**Task prompt**: Every line of the data that contains the string "должностного" must be copied.

Dataset excerpt
::::::::::

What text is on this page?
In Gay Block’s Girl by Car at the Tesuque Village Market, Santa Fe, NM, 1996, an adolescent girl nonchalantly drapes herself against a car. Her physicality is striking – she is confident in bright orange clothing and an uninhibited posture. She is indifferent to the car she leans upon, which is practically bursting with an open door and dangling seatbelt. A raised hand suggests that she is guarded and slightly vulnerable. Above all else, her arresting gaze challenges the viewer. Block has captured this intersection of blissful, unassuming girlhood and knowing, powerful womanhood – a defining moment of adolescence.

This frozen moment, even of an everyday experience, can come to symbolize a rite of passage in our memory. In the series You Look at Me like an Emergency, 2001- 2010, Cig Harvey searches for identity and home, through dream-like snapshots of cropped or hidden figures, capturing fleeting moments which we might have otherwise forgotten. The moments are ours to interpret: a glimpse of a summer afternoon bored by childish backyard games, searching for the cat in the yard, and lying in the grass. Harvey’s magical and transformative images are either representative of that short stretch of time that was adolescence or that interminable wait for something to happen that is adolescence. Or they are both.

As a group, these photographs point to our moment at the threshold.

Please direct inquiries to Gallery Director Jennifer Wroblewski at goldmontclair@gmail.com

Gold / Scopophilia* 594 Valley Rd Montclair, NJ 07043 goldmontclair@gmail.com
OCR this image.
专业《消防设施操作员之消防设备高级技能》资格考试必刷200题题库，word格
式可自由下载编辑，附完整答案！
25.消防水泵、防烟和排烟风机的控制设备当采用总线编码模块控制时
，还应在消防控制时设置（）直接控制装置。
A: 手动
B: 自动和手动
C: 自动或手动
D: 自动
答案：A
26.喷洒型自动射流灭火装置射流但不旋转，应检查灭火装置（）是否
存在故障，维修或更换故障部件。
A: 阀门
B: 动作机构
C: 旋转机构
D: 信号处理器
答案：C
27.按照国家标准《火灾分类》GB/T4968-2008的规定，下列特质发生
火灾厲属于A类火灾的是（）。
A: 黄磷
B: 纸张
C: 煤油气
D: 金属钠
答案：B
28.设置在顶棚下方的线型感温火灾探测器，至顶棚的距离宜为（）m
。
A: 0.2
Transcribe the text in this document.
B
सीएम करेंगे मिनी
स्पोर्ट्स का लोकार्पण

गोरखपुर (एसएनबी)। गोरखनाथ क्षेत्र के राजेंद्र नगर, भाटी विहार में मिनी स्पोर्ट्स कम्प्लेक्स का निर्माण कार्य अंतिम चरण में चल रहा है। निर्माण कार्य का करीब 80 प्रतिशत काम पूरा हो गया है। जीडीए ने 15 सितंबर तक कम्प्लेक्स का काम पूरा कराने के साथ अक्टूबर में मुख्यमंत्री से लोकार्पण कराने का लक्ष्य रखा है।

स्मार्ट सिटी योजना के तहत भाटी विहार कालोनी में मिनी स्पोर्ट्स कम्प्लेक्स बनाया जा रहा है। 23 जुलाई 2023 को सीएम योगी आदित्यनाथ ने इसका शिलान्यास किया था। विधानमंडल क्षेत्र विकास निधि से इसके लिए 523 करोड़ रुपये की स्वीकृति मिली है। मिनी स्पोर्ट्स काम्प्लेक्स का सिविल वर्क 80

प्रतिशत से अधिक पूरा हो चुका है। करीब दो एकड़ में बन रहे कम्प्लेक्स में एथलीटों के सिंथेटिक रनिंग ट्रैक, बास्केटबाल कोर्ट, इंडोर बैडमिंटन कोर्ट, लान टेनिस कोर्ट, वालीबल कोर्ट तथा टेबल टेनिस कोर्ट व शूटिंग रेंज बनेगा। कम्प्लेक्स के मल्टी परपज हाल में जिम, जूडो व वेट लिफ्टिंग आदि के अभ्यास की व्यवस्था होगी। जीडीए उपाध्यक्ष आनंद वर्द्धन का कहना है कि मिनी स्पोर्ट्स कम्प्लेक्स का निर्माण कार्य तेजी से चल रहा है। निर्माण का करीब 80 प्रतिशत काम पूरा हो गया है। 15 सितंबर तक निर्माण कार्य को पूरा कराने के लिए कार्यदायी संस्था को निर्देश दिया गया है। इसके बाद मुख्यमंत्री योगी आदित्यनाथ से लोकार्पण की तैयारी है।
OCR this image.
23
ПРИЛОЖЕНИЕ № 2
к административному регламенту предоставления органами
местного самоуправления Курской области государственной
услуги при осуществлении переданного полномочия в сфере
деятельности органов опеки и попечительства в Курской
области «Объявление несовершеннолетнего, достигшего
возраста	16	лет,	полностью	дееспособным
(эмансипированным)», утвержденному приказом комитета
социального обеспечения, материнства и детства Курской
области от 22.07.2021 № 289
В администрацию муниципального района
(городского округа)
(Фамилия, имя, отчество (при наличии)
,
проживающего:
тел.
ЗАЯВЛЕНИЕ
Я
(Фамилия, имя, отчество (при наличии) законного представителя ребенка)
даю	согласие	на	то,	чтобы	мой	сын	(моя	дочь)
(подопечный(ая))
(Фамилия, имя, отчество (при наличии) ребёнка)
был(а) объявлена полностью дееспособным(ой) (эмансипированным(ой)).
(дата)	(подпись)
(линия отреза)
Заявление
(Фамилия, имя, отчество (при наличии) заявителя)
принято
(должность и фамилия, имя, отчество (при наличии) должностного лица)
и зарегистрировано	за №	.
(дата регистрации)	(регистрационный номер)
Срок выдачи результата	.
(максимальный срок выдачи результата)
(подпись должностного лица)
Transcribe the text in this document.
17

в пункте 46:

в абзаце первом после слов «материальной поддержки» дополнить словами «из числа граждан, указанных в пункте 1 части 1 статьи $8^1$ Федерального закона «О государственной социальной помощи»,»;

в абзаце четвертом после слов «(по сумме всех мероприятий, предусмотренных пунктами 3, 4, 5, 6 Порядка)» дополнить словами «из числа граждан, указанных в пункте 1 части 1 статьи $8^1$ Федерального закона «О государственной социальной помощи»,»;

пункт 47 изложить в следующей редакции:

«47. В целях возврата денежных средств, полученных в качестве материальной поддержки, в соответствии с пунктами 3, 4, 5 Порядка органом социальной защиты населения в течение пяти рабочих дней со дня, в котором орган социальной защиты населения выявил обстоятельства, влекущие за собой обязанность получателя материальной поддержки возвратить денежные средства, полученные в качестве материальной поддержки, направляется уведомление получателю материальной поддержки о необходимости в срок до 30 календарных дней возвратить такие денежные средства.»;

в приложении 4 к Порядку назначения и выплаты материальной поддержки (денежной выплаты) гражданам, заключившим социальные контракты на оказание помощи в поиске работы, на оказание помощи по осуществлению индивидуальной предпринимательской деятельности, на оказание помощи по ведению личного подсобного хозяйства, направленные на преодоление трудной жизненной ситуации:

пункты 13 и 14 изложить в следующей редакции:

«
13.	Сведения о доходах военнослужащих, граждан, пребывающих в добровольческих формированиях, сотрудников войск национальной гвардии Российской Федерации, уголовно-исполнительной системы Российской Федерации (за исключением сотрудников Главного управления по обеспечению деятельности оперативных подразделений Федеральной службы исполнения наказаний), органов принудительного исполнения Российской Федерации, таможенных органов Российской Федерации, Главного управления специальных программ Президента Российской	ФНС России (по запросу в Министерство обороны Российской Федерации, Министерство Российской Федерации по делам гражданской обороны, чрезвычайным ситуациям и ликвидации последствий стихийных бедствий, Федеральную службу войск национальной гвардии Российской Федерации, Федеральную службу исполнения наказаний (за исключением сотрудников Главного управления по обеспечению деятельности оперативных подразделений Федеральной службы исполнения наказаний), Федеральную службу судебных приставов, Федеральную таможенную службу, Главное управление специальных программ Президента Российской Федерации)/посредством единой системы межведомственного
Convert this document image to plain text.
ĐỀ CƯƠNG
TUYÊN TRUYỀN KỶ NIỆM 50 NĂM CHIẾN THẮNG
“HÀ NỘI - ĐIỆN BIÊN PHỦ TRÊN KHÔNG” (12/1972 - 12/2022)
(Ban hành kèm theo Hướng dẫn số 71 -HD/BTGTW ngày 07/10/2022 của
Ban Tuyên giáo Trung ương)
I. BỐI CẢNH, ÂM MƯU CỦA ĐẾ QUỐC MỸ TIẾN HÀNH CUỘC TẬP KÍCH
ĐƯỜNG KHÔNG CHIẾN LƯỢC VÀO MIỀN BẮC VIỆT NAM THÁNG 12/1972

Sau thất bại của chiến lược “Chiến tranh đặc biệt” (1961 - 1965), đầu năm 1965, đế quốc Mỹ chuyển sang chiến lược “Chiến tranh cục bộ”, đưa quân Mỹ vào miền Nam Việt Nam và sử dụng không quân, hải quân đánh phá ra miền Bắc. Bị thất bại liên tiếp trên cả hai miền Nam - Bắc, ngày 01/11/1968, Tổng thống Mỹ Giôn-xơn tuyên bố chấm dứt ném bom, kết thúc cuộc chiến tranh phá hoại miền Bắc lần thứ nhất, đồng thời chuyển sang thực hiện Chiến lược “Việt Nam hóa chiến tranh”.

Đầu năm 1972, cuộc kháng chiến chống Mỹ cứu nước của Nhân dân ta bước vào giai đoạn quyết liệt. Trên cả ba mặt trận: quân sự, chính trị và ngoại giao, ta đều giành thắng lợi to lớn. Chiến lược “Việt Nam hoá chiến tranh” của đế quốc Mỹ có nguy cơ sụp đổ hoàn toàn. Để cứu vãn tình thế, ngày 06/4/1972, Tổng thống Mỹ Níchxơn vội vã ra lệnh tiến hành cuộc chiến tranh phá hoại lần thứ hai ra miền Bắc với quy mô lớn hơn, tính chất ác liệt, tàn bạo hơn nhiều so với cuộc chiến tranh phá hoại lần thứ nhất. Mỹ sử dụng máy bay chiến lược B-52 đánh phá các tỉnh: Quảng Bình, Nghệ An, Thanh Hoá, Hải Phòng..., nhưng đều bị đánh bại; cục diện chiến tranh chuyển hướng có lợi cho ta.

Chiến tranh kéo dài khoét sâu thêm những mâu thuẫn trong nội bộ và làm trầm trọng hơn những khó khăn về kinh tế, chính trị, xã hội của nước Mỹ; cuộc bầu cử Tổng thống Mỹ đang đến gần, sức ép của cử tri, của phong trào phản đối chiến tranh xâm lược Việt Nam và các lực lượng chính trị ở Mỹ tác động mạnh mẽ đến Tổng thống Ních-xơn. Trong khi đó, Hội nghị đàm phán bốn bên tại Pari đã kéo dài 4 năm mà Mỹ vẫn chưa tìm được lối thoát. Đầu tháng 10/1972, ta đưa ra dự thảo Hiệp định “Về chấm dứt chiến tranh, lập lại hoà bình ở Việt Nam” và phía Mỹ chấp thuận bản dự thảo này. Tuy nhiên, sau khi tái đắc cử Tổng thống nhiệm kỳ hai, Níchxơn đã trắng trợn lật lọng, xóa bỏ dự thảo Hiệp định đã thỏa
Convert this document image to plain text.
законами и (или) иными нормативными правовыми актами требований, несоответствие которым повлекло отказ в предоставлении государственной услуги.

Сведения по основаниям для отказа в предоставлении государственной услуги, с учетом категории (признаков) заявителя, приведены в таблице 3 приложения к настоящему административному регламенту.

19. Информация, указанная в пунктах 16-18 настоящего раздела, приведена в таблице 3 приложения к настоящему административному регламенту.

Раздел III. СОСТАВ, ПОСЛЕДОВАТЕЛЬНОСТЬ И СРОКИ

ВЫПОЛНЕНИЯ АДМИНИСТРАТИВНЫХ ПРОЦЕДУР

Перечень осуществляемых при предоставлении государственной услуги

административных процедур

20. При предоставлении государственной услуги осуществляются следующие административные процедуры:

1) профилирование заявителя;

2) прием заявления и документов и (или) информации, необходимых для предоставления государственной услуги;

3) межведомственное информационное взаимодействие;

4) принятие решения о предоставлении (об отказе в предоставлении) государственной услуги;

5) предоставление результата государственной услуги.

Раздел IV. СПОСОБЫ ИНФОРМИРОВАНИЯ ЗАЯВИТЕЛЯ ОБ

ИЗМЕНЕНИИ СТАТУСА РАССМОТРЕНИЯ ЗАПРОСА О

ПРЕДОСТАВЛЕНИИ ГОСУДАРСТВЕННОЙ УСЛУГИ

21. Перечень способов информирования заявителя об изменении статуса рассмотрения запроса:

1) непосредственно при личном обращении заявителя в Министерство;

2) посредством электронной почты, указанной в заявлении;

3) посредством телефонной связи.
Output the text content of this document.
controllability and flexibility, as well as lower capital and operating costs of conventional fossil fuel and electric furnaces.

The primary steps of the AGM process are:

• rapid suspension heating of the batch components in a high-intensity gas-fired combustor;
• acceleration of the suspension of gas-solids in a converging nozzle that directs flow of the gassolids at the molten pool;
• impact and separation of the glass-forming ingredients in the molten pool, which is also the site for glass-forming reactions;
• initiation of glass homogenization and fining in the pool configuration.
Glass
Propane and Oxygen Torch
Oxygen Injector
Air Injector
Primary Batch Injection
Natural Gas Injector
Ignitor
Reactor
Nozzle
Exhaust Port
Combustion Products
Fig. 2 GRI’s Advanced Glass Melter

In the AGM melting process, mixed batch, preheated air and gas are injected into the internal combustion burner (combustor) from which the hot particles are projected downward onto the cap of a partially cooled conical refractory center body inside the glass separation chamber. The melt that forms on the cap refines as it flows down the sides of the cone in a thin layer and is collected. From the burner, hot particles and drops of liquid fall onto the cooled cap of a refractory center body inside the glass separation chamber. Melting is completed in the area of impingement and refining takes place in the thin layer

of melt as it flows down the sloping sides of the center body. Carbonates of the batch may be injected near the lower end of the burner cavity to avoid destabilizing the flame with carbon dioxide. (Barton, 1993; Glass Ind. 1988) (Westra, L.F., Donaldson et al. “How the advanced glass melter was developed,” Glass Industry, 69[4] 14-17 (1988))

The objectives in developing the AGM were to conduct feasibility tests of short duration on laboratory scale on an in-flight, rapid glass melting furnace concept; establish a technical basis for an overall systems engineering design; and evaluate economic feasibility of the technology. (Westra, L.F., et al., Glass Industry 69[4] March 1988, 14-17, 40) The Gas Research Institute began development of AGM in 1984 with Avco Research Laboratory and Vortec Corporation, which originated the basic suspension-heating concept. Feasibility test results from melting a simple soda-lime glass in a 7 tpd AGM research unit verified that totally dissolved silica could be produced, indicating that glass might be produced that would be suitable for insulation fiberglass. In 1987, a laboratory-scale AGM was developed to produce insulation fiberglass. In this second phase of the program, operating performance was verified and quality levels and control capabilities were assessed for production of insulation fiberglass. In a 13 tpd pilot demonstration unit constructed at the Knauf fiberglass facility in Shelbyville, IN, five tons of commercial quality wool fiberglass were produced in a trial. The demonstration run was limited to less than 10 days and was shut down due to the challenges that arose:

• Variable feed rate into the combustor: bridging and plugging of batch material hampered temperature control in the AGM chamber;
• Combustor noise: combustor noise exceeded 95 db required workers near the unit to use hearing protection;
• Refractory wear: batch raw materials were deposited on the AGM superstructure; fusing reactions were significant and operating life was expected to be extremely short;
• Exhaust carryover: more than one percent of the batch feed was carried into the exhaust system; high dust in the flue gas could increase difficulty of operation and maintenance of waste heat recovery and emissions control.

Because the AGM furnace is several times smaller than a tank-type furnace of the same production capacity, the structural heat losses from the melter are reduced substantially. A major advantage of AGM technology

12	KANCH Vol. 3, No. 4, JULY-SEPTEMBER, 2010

::::::::::

**Result for this exercise**:
(должность и фамилия, имя, отчество (при наличии) должностного лица)
(подпись должностного лица)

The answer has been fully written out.